__Extracted records__.
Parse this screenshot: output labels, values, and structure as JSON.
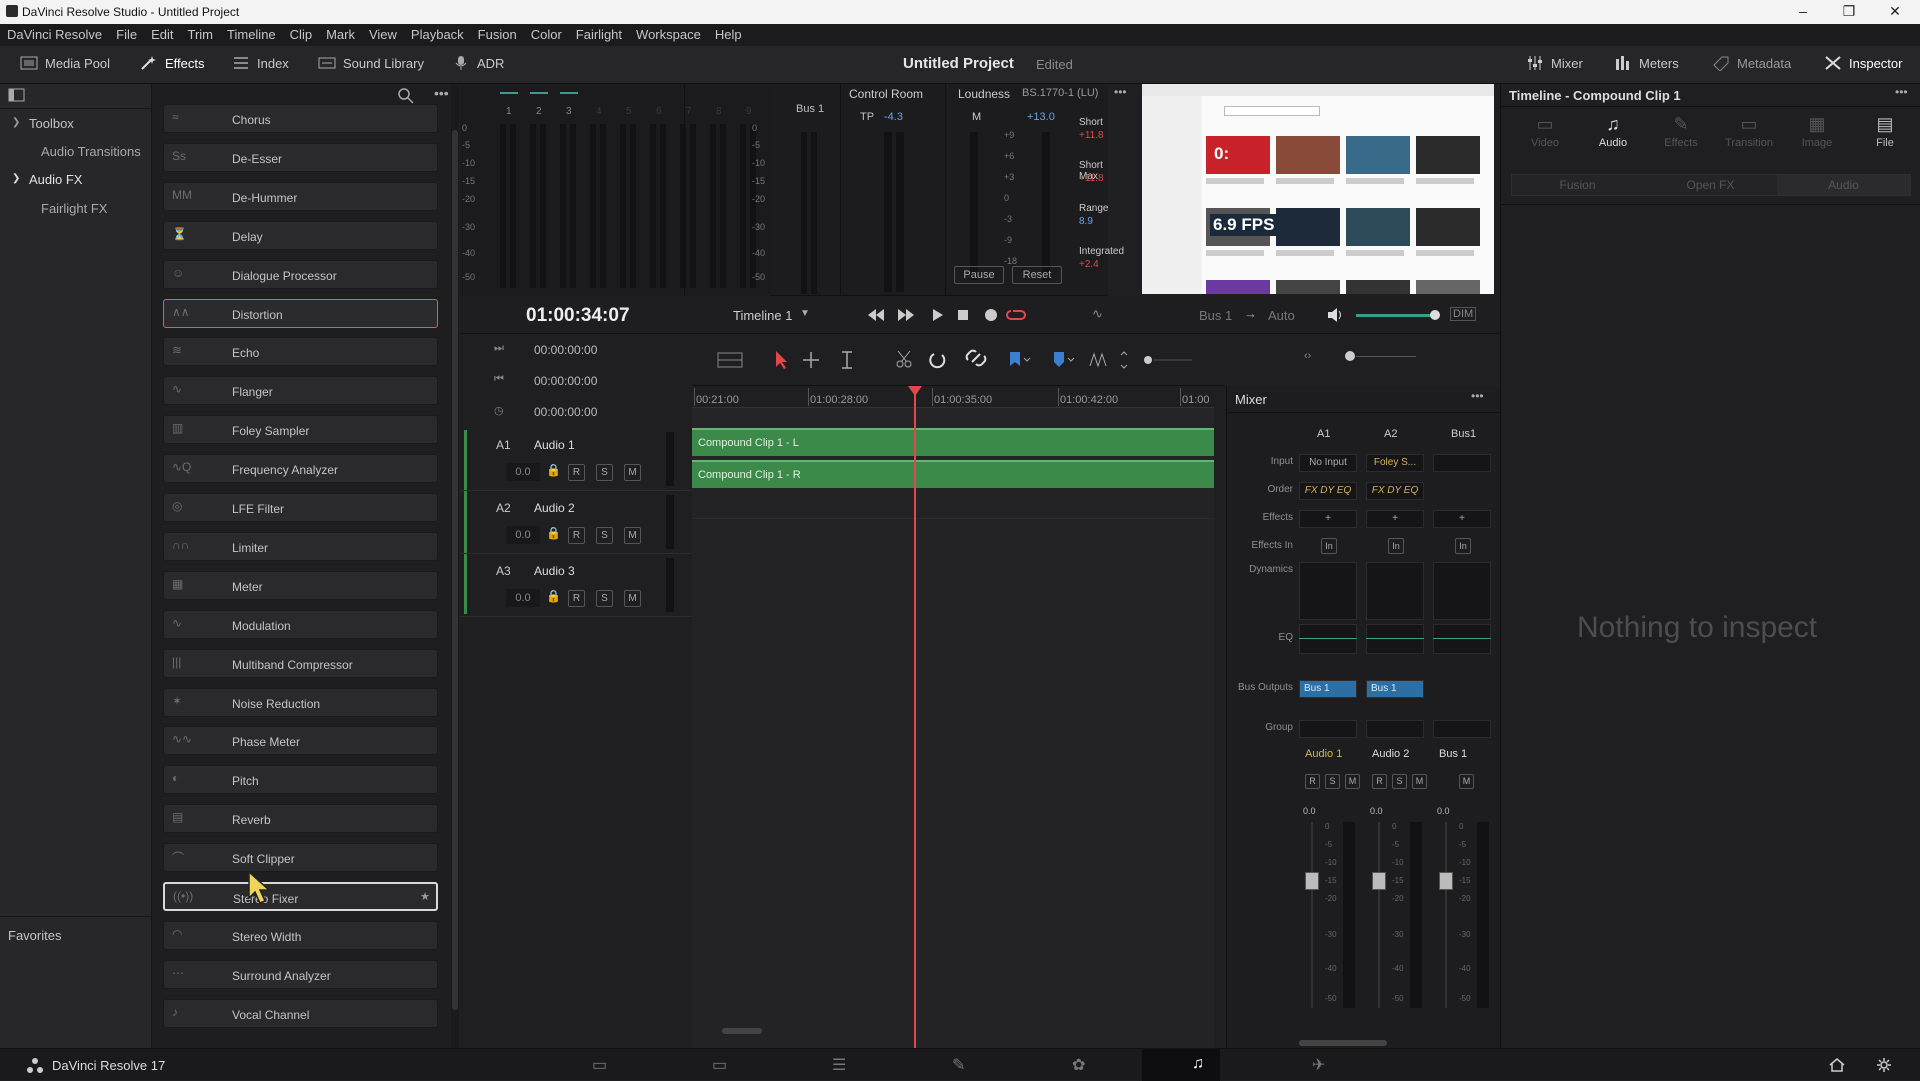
{
  "window": {
    "title": "DaVinci Resolve Studio - Untitled Project"
  },
  "menu": [
    "DaVinci Resolve",
    "File",
    "Edit",
    "Trim",
    "Timeline",
    "Clip",
    "Mark",
    "View",
    "Playback",
    "Fusion",
    "Color",
    "Fairlight",
    "Workspace",
    "Help"
  ],
  "toolbar": {
    "media_pool": "Media Pool",
    "effects": "Effects",
    "index": "Index",
    "sound_library": "Sound Library",
    "adr": "ADR",
    "project": "Untitled Project",
    "edited": "Edited",
    "mixer": "Mixer",
    "meters": "Meters",
    "metadata": "Metadata",
    "inspector": "Inspector"
  },
  "toolbox": {
    "toolbox": "Toolbox",
    "audio_transitions": "Audio Transitions",
    "audio_fx": "Audio FX",
    "fairlight_fx": "Fairlight FX",
    "favorites": "Favorites"
  },
  "effects": [
    "Chorus",
    "De-Esser",
    "De-Hummer",
    "Delay",
    "Dialogue Processor",
    "Distortion",
    "Echo",
    "Flanger",
    "Foley Sampler",
    "Frequency Analyzer",
    "LFE Filter",
    "Limiter",
    "Meter",
    "Modulation",
    "Multiband Compressor",
    "Noise Reduction",
    "Phase Meter",
    "Pitch",
    "Reverb",
    "Soft Clipper",
    "Stereo Fixer",
    "Stereo Width",
    "Surround Analyzer",
    "Vocal Channel"
  ],
  "meters": {
    "ch": [
      "1",
      "2",
      "3",
      "4",
      "5",
      "6",
      "7",
      "8",
      "9"
    ],
    "scale": [
      "0",
      "-5",
      "-10",
      "-15",
      "-20",
      "-30",
      "-40",
      "-50"
    ],
    "bus": "Bus 1",
    "control_room": "Control Room",
    "tp": "TP",
    "tp_value": "-4.3",
    "loudness": "Loudness",
    "standard": "BS.1770-1 (LU)",
    "m": "M",
    "m_value": "+13.0",
    "short": "Short",
    "short_value": "+11.8",
    "short_max": "Short Max",
    "short_max_value": "+11.8",
    "range": "Range",
    "range_value": "8.9",
    "integrated": "Integrated",
    "integrated_value": "+2.4",
    "pause": "Pause",
    "reset": "Reset",
    "m_scale": [
      "+9",
      "+6",
      "+3",
      "0",
      "-3",
      "-9",
      "-18"
    ]
  },
  "viewer": {
    "badge": "6.9 FPS",
    "badge2": "0:"
  },
  "inspector": {
    "title": "Timeline - Compound Clip 1",
    "tabs": [
      "Video",
      "Audio",
      "Effects",
      "Transition",
      "Image",
      "File"
    ],
    "subtabs": [
      "Fusion",
      "Open FX",
      "Audio"
    ],
    "empty": "Nothing to inspect"
  },
  "transport": {
    "timecode": "01:00:34:07",
    "timeline": "Timeline 1",
    "bus": "Bus 1",
    "auto": "Auto",
    "dim": "DIM"
  },
  "tracks": {
    "tc": [
      "00:00:00:00",
      "00:00:00:00",
      "00:00:00:00"
    ],
    "list": [
      {
        "id": "A1",
        "name": "Audio 1",
        "vol": "0.0"
      },
      {
        "id": "A2",
        "name": "Audio 2",
        "vol": "0.0"
      },
      {
        "id": "A3",
        "name": "Audio 3",
        "vol": "0.0"
      }
    ],
    "r": "R",
    "s": "S",
    "m": "M"
  },
  "ruler": [
    "00:21:00",
    "01:00:28:00",
    "01:00:35:00",
    "01:00:42:00",
    "01:00"
  ],
  "clips": {
    "l": "Compound Clip 1 - L",
    "r": "Compound Clip 1 - R"
  },
  "mixer": {
    "title": "Mixer",
    "cols": [
      "A1",
      "A2",
      "Bus1"
    ],
    "rows": {
      "input": "Input",
      "order": "Order",
      "effects": "Effects",
      "effects_in": "Effects In",
      "dynamics": "Dynamics",
      "eq": "EQ",
      "bus_outputs": "Bus Outputs",
      "group": "Group"
    },
    "input": [
      "No Input",
      "Foley S..."
    ],
    "order": "FX DY EQ",
    "bus_out": "Bus 1",
    "names": [
      "Audio 1",
      "Audio 2",
      "Bus 1"
    ],
    "vol": "0.0",
    "plus": "+",
    "in": "In",
    "scale": [
      "0",
      "-5",
      "-10",
      "-15",
      "-20",
      "-30",
      "-40",
      "-50"
    ]
  },
  "bottom": {
    "app": "DaVinci Resolve 17"
  },
  "colors": {
    "accent": "#e0484a",
    "clip": "#3c8a4a",
    "highlight": "#e05a5a",
    "blue": "#3a7fd0"
  }
}
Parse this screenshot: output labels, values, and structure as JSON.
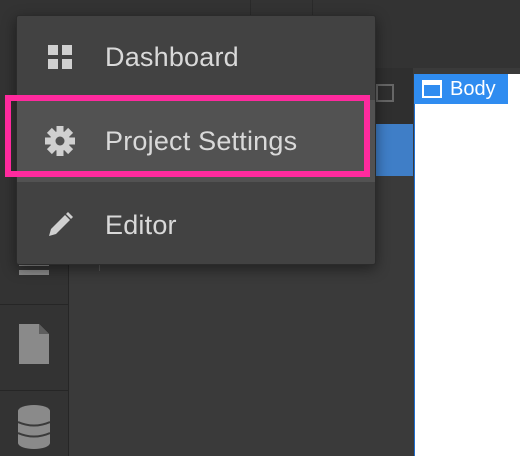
{
  "menu": {
    "items": [
      {
        "label": "Dashboard",
        "icon": "grid-icon"
      },
      {
        "label": "Project Settings",
        "icon": "gear-icon",
        "active": true
      },
      {
        "label": "Editor",
        "icon": "pencil-icon"
      }
    ]
  },
  "canvas": {
    "body_label": "Body"
  },
  "colors": {
    "highlight": "#ff2a9e",
    "accent": "#2f8cf0",
    "menu_bg": "#424242"
  }
}
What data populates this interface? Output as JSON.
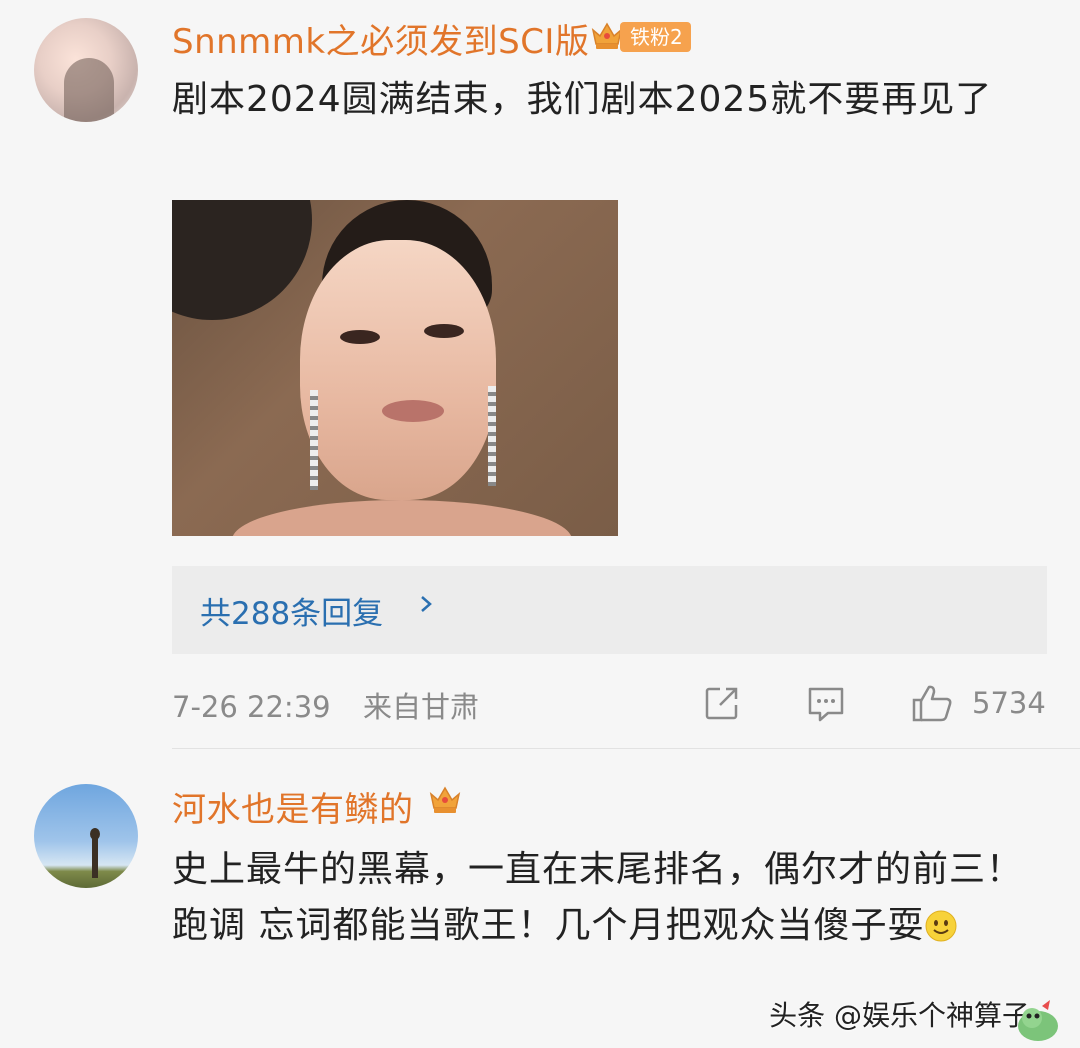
{
  "comments": [
    {
      "username": "Snnmmk之必须发到SCI版",
      "badge": "铁粉2",
      "text": "剧本2024圆满结束，我们剧本2025就不要再见了",
      "replies_label": "共288条回复",
      "time": "7-26 22:39",
      "location": "来自甘肃",
      "likes": "5734"
    },
    {
      "username": "河水也是有鳞的",
      "text": "史上最牛的黑幕，一直在末尾排名，偶尔才的前三！跑调 忘词都能当歌王！几个月把观众当傻子耍"
    }
  ],
  "watermark": "头条 @娱乐个神算子",
  "icons": [
    "crown-icon",
    "chevron-right-icon",
    "share-icon",
    "comment-icon",
    "like-icon",
    "smile-emoji-icon"
  ],
  "colors": {
    "username": "#e1752a",
    "link": "#2a6fb0",
    "meta": "#8a8a8a",
    "badge": "#f6a24e"
  }
}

__Prompt__. Copy the material above in full and exactly, skipping pictures.

__Final result__.
Parse this screenshot: output labels, values, and structure as JSON.
{
  "window": {
    "title": "DaVinci Resolve Studio - Untitled Project"
  },
  "menu": [
    "DaVinci Resolve",
    "File",
    "Edit",
    "Trim",
    "Timeline",
    "Clip",
    "Mark",
    "View",
    "Playback",
    "Fusion",
    "Color",
    "Fairlight",
    "Workspace",
    "Help"
  ],
  "toolbar": {
    "media_pool": "Media Pool",
    "effects": "Effects",
    "index": "Index",
    "sound_library": "Sound Library",
    "adr": "ADR",
    "project": "Untitled Project",
    "edited": "Edited",
    "mixer": "Mixer",
    "meters": "Meters",
    "metadata": "Metadata",
    "inspector": "Inspector"
  },
  "toolbox": {
    "toolbox": "Toolbox",
    "audio_transitions": "Audio Transitions",
    "audio_fx": "Audio FX",
    "fairlight_fx": "Fairlight FX",
    "favorites": "Favorites"
  },
  "effects": [
    "Chorus",
    "De-Esser",
    "De-Hummer",
    "Delay",
    "Dialogue Processor",
    "Distortion",
    "Echo",
    "Flanger",
    "Foley Sampler",
    "Frequency Analyzer",
    "LFE Filter",
    "Limiter",
    "Meter",
    "Modulation",
    "Multiband Compressor",
    "Noise Reduction",
    "Phase Meter",
    "Pitch",
    "Reverb",
    "Soft Clipper",
    "Stereo Fixer",
    "Stereo Width",
    "Surround Analyzer",
    "Vocal Channel"
  ],
  "meters": {
    "ch": [
      "1",
      "2",
      "3",
      "4",
      "5",
      "6",
      "7",
      "8",
      "9"
    ],
    "scale": [
      "0",
      "-5",
      "-10",
      "-15",
      "-20",
      "-30",
      "-40",
      "-50"
    ],
    "bus": "Bus 1",
    "control_room": "Control Room",
    "tp": "TP",
    "tp_value": "-4.3",
    "loudness": "Loudness",
    "standard": "BS.1770-1 (LU)",
    "m": "M",
    "m_value": "+13.0",
    "short": "Short",
    "short_value": "+11.8",
    "short_max": "Short Max",
    "short_max_value": "+11.8",
    "range": "Range",
    "range_value": "8.9",
    "integrated": "Integrated",
    "integrated_value": "+2.4",
    "pause": "Pause",
    "reset": "Reset",
    "m_scale": [
      "+9",
      "+6",
      "+3",
      "0",
      "-3",
      "-9",
      "-18"
    ]
  },
  "viewer": {
    "badge": "6.9 FPS",
    "badge2": "0:"
  },
  "inspector": {
    "title": "Timeline - Compound Clip 1",
    "tabs": [
      "Video",
      "Audio",
      "Effects",
      "Transition",
      "Image",
      "File"
    ],
    "subtabs": [
      "Fusion",
      "Open FX",
      "Audio"
    ],
    "empty": "Nothing to inspect"
  },
  "transport": {
    "timecode": "01:00:34:07",
    "timeline": "Timeline 1",
    "bus": "Bus 1",
    "auto": "Auto",
    "dim": "DIM"
  },
  "tracks": {
    "tc": [
      "00:00:00:00",
      "00:00:00:00",
      "00:00:00:00"
    ],
    "list": [
      {
        "id": "A1",
        "name": "Audio 1",
        "vol": "0.0"
      },
      {
        "id": "A2",
        "name": "Audio 2",
        "vol": "0.0"
      },
      {
        "id": "A3",
        "name": "Audio 3",
        "vol": "0.0"
      }
    ],
    "r": "R",
    "s": "S",
    "m": "M"
  },
  "ruler": [
    "00:21:00",
    "01:00:28:00",
    "01:00:35:00",
    "01:00:42:00",
    "01:00"
  ],
  "clips": {
    "l": "Compound Clip 1 - L",
    "r": "Compound Clip 1 - R"
  },
  "mixer": {
    "title": "Mixer",
    "cols": [
      "A1",
      "A2",
      "Bus1"
    ],
    "rows": {
      "input": "Input",
      "order": "Order",
      "effects": "Effects",
      "effects_in": "Effects In",
      "dynamics": "Dynamics",
      "eq": "EQ",
      "bus_outputs": "Bus Outputs",
      "group": "Group"
    },
    "input": [
      "No Input",
      "Foley S..."
    ],
    "order": "FX DY EQ",
    "bus_out": "Bus 1",
    "names": [
      "Audio 1",
      "Audio 2",
      "Bus 1"
    ],
    "vol": "0.0",
    "plus": "+",
    "in": "In",
    "scale": [
      "0",
      "-5",
      "-10",
      "-15",
      "-20",
      "-30",
      "-40",
      "-50"
    ]
  },
  "bottom": {
    "app": "DaVinci Resolve 17"
  },
  "colors": {
    "accent": "#e0484a",
    "clip": "#3c8a4a",
    "highlight": "#e05a5a",
    "blue": "#3a7fd0"
  }
}
Parse this screenshot: output labels, values, and structure as JSON.
{
  "menu": {
    "items": [
      {
        "label": "Dashboard",
        "icon": "grid-icon"
      },
      {
        "label": "Project Settings",
        "icon": "gear-icon",
        "active": true
      },
      {
        "label": "Editor",
        "icon": "pencil-icon"
      }
    ]
  },
  "canvas": {
    "body_label": "Body"
  },
  "colors": {
    "highlight": "#ff2a9e",
    "accent": "#2f8cf0",
    "menu_bg": "#424242"
  }
}
What data populates this interface? Output as JSON.
{
  "comments": [
    {
      "username": "Snnmmk之必须发到SCI版",
      "badge": "铁粉2",
      "text": "剧本2024圆满结束，我们剧本2025就不要再见了",
      "replies_label": "共288条回复",
      "time": "7-26 22:39",
      "location": "来自甘肃",
      "likes": "5734"
    },
    {
      "username": "河水也是有鳞的",
      "text": "史上最牛的黑幕，一直在末尾排名，偶尔才的前三！跑调 忘词都能当歌王！几个月把观众当傻子耍"
    }
  ],
  "watermark": "头条 @娱乐个神算子",
  "icons": [
    "crown-icon",
    "chevron-right-icon",
    "share-icon",
    "comment-icon",
    "like-icon",
    "smile-emoji-icon"
  ],
  "colors": {
    "username": "#e1752a",
    "link": "#2a6fb0",
    "meta": "#8a8a8a",
    "badge": "#f6a24e"
  }
}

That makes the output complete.